- Dataset items -
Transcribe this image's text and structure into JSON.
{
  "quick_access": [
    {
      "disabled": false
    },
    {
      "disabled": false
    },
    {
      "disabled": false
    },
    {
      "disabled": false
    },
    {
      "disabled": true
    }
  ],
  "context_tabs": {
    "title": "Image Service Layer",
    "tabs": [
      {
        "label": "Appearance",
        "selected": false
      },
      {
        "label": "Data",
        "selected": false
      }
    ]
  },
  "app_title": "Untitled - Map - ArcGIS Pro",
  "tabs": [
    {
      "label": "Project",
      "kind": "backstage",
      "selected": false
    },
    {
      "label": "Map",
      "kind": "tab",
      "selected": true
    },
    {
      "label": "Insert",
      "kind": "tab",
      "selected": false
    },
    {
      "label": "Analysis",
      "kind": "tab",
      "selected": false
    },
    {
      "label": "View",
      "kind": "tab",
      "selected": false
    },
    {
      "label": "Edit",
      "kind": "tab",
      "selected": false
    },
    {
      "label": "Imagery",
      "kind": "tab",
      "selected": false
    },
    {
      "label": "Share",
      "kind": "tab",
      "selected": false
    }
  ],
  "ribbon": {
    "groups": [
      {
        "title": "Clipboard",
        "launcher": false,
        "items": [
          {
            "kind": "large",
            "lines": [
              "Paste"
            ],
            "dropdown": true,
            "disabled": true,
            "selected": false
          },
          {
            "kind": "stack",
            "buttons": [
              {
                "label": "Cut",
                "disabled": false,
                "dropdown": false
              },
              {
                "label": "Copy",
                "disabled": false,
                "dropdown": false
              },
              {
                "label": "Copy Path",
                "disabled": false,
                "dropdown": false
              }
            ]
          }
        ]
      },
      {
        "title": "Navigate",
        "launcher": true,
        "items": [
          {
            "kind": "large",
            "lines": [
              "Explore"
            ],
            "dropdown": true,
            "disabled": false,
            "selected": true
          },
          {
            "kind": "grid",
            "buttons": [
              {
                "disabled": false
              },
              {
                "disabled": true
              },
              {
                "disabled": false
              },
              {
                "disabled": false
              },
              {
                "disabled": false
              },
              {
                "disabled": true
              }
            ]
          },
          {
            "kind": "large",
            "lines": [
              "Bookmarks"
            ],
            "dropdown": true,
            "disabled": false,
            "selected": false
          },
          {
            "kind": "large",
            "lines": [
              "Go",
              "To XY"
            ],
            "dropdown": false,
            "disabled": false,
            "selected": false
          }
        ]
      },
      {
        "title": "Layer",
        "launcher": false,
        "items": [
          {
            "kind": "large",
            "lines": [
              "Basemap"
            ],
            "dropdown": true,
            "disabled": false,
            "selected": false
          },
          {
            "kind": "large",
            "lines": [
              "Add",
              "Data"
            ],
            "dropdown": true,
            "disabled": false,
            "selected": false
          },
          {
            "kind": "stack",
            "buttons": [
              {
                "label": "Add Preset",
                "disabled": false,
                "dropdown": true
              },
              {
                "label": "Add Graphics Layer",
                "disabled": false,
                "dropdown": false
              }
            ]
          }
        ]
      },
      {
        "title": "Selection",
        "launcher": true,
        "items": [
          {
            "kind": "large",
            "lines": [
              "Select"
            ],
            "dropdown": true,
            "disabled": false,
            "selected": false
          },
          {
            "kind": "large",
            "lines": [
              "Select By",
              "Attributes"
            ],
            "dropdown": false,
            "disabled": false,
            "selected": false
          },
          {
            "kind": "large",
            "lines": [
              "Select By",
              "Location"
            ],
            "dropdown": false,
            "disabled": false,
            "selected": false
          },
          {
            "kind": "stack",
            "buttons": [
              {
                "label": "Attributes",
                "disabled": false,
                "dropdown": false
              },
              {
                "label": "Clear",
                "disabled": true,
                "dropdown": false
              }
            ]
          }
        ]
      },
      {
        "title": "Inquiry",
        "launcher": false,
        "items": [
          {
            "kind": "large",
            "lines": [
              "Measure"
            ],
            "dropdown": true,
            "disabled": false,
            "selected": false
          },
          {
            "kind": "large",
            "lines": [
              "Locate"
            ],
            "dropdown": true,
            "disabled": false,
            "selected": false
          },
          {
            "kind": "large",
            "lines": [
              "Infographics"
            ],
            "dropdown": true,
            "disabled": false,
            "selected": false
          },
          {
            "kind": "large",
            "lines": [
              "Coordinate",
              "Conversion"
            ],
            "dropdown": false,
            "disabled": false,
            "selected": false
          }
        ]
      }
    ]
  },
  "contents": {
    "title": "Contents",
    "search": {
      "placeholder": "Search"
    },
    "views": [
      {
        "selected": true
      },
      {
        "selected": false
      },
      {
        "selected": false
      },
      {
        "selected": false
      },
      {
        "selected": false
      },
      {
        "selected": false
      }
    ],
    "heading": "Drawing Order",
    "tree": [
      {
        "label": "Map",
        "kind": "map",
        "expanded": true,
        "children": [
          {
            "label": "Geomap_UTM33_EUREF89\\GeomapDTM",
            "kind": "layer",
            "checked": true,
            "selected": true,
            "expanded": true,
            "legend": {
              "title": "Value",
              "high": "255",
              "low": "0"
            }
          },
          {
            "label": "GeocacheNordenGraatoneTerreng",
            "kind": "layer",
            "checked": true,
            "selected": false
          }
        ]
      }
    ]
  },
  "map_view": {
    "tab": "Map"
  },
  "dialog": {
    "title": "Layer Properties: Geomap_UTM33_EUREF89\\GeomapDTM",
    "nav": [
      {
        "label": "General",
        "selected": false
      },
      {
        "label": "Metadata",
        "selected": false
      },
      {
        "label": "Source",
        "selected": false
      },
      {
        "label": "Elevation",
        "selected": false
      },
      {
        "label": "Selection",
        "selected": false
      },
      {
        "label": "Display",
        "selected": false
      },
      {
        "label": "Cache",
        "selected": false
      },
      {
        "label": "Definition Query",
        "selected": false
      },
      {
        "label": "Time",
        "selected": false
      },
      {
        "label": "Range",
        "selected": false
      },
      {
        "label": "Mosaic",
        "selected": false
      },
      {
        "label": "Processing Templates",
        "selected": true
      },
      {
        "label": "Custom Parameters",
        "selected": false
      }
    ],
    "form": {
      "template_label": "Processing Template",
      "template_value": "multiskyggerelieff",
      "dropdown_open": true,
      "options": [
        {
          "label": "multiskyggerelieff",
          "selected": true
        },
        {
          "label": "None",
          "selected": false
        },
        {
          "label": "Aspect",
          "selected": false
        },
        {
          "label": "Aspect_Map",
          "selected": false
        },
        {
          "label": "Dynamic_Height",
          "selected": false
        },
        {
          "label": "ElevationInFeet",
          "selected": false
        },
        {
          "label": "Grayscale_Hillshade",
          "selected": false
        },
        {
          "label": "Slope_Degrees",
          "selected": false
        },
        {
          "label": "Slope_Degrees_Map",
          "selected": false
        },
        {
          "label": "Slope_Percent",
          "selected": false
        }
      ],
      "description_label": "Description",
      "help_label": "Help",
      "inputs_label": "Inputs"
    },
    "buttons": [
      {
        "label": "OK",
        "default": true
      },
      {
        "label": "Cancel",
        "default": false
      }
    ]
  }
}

- EXERCISE REQUIREMENTS -
All of the data must be returned exactly.

- WRITTEN RESPONSE -
Transcribe this image's text and structure into JSON.
{
  "quick_access": [
    {
      "disabled": false
    },
    {
      "disabled": false
    },
    {
      "disabled": false
    },
    {
      "disabled": false
    },
    {
      "disabled": true
    }
  ],
  "context_tabs": {
    "title": "Image Service Layer",
    "tabs": [
      {
        "label": "Appearance",
        "selected": false
      },
      {
        "label": "Data",
        "selected": false
      }
    ]
  },
  "app_title": "Untitled - Map - ArcGIS Pro",
  "tabs": [
    {
      "label": "Project",
      "kind": "backstage",
      "selected": false
    },
    {
      "label": "Map",
      "kind": "tab",
      "selected": true
    },
    {
      "label": "Insert",
      "kind": "tab",
      "selected": false
    },
    {
      "label": "Analysis",
      "kind": "tab",
      "selected": false
    },
    {
      "label": "View",
      "kind": "tab",
      "selected": false
    },
    {
      "label": "Edit",
      "kind": "tab",
      "selected": false
    },
    {
      "label": "Imagery",
      "kind": "tab",
      "selected": false
    },
    {
      "label": "Share",
      "kind": "tab",
      "selected": false
    }
  ],
  "ribbon": {
    "groups": [
      {
        "title": "Clipboard",
        "launcher": false,
        "items": [
          {
            "kind": "large",
            "lines": [
              "Paste"
            ],
            "dropdown": true,
            "disabled": true,
            "selected": false
          },
          {
            "kind": "stack",
            "buttons": [
              {
                "label": "Cut",
                "disabled": false,
                "dropdown": false
              },
              {
                "label": "Copy",
                "disabled": false,
                "dropdown": false
              },
              {
                "label": "Copy Path",
                "disabled": false,
                "dropdown": false
              }
            ]
          }
        ]
      },
      {
        "title": "Navigate",
        "launcher": true,
        "items": [
          {
            "kind": "large",
            "lines": [
              "Explore"
            ],
            "dropdown": true,
            "disabled": false,
            "selected": true
          },
          {
            "kind": "grid",
            "buttons": [
              {
                "disabled": false
              },
              {
                "disabled": true
              },
              {
                "disabled": false
              },
              {
                "disabled": false
              },
              {
                "disabled": false
              },
              {
                "disabled": true
              }
            ]
          },
          {
            "kind": "large",
            "lines": [
              "Bookmarks"
            ],
            "dropdown": true,
            "disabled": false,
            "selected": false
          },
          {
            "kind": "large",
            "lines": [
              "Go",
              "To XY"
            ],
            "dropdown": false,
            "disabled": false,
            "selected": false
          }
        ]
      },
      {
        "title": "Layer",
        "launcher": false,
        "items": [
          {
            "kind": "large",
            "lines": [
              "Basemap"
            ],
            "dropdown": true,
            "disabled": false,
            "selected": false
          },
          {
            "kind": "large",
            "lines": [
              "Add",
              "Data"
            ],
            "dropdown": true,
            "disabled": false,
            "selected": false
          },
          {
            "kind": "stack",
            "buttons": [
              {
                "label": "Add Preset",
                "disabled": false,
                "dropdown": true
              },
              {
                "label": "Add Graphics Layer",
                "disabled": false,
                "dropdown": false
              }
            ]
          }
        ]
      },
      {
        "title": "Selection",
        "launcher": true,
        "items": [
          {
            "kind": "large",
            "lines": [
              "Select"
            ],
            "dropdown": true,
            "disabled": false,
            "selected": false
          },
          {
            "kind": "large",
            "lines": [
              "Select By",
              "Attributes"
            ],
            "dropdown": false,
            "disabled": false,
            "selected": false
          },
          {
            "kind": "large",
            "lines": [
              "Select By",
              "Location"
            ],
            "dropdown": false,
            "disabled": false,
            "selected": false
          },
          {
            "kind": "stack",
            "buttons": [
              {
                "label": "Attributes",
                "disabled": false,
                "dropdown": false
              },
              {
                "label": "Clear",
                "disabled": true,
                "dropdown": false
              }
            ]
          }
        ]
      },
      {
        "title": "Inquiry",
        "launcher": false,
        "items": [
          {
            "kind": "large",
            "lines": [
              "Measure"
            ],
            "dropdown": true,
            "disabled": false,
            "selected": false
          },
          {
            "kind": "large",
            "lines": [
              "Locate"
            ],
            "dropdown": true,
            "disabled": false,
            "selected": false
          },
          {
            "kind": "large",
            "lines": [
              "Infographics"
            ],
            "dropdown": true,
            "disabled": false,
            "selected": false
          },
          {
            "kind": "large",
            "lines": [
              "Coordinate",
              "Conversion"
            ],
            "dropdown": false,
            "disabled": false,
            "selected": false
          }
        ]
      }
    ]
  },
  "contents": {
    "title": "Contents",
    "search": {
      "placeholder": "Search"
    },
    "views": [
      {
        "selected": true
      },
      {
        "selected": false
      },
      {
        "selected": false
      },
      {
        "selected": false
      },
      {
        "selected": false
      },
      {
        "selected": false
      }
    ],
    "heading": "Drawing Order",
    "tree": [
      {
        "label": "Map",
        "kind": "map",
        "expanded": true,
        "children": [
          {
            "label": "Geomap_UTM33_EUREF89\\GeomapDTM",
            "kind": "layer",
            "checked": true,
            "selected": true,
            "expanded": true,
            "legend": {
              "title": "Value",
              "high": "255",
              "low": "0"
            }
          },
          {
            "label": "GeocacheNordenGraatoneTerreng",
            "kind": "layer",
            "checked": true,
            "selected": false
          }
        ]
      }
    ]
  },
  "map_view": {
    "tab": "Map"
  },
  "dialog": {
    "title": "Layer Properties: Geomap_UTM33_EUREF89\\GeomapDTM",
    "nav": [
      {
        "label": "General",
        "selected": false
      },
      {
        "label": "Metadata",
        "selected": false
      },
      {
        "label": "Source",
        "selected": false
      },
      {
        "label": "Elevation",
        "selected": false
      },
      {
        "label": "Selection",
        "selected": false
      },
      {
        "label": "Display",
        "selected": false
      },
      {
        "label": "Cache",
        "selected": false
      },
      {
        "label": "Definition Query",
        "selected": false
      },
      {
        "label": "Time",
        "selected": false
      },
      {
        "label": "Range",
        "selected": false
      },
      {
        "label": "Mosaic",
        "selected": false
      },
      {
        "label": "Processing Templates",
        "selected": true
      },
      {
        "label": "Custom Parameters",
        "selected": false
      }
    ],
    "form": {
      "template_label": "Processing Template",
      "template_value": "multiskyggerelieff",
      "dropdown_open": true,
      "options": [
        {
          "label": "multiskyggerelieff",
          "selected": true
        },
        {
          "label": "None",
          "selected": false
        },
        {
          "label": "Aspect",
          "selected": false
        },
        {
          "label": "Aspect_Map",
          "selected": false
        },
        {
          "label": "Dynamic_Height",
          "selected": false
        },
        {
          "label": "ElevationInFeet",
          "selected": false
        },
        {
          "label": "Grayscale_Hillshade",
          "selected": false
        },
        {
          "label": "Slope_Degrees",
          "selected": false
        },
        {
          "label": "Slope_Degrees_Map",
          "selected": false
        },
        {
          "label": "Slope_Percent",
          "selected": false
        }
      ],
      "description_label": "Description",
      "help_label": "Help",
      "inputs_label": "Inputs"
    },
    "buttons": [
      {
        "label": "OK",
        "default": true
      },
      {
        "label": "Cancel",
        "default": false
      }
    ]
  }
}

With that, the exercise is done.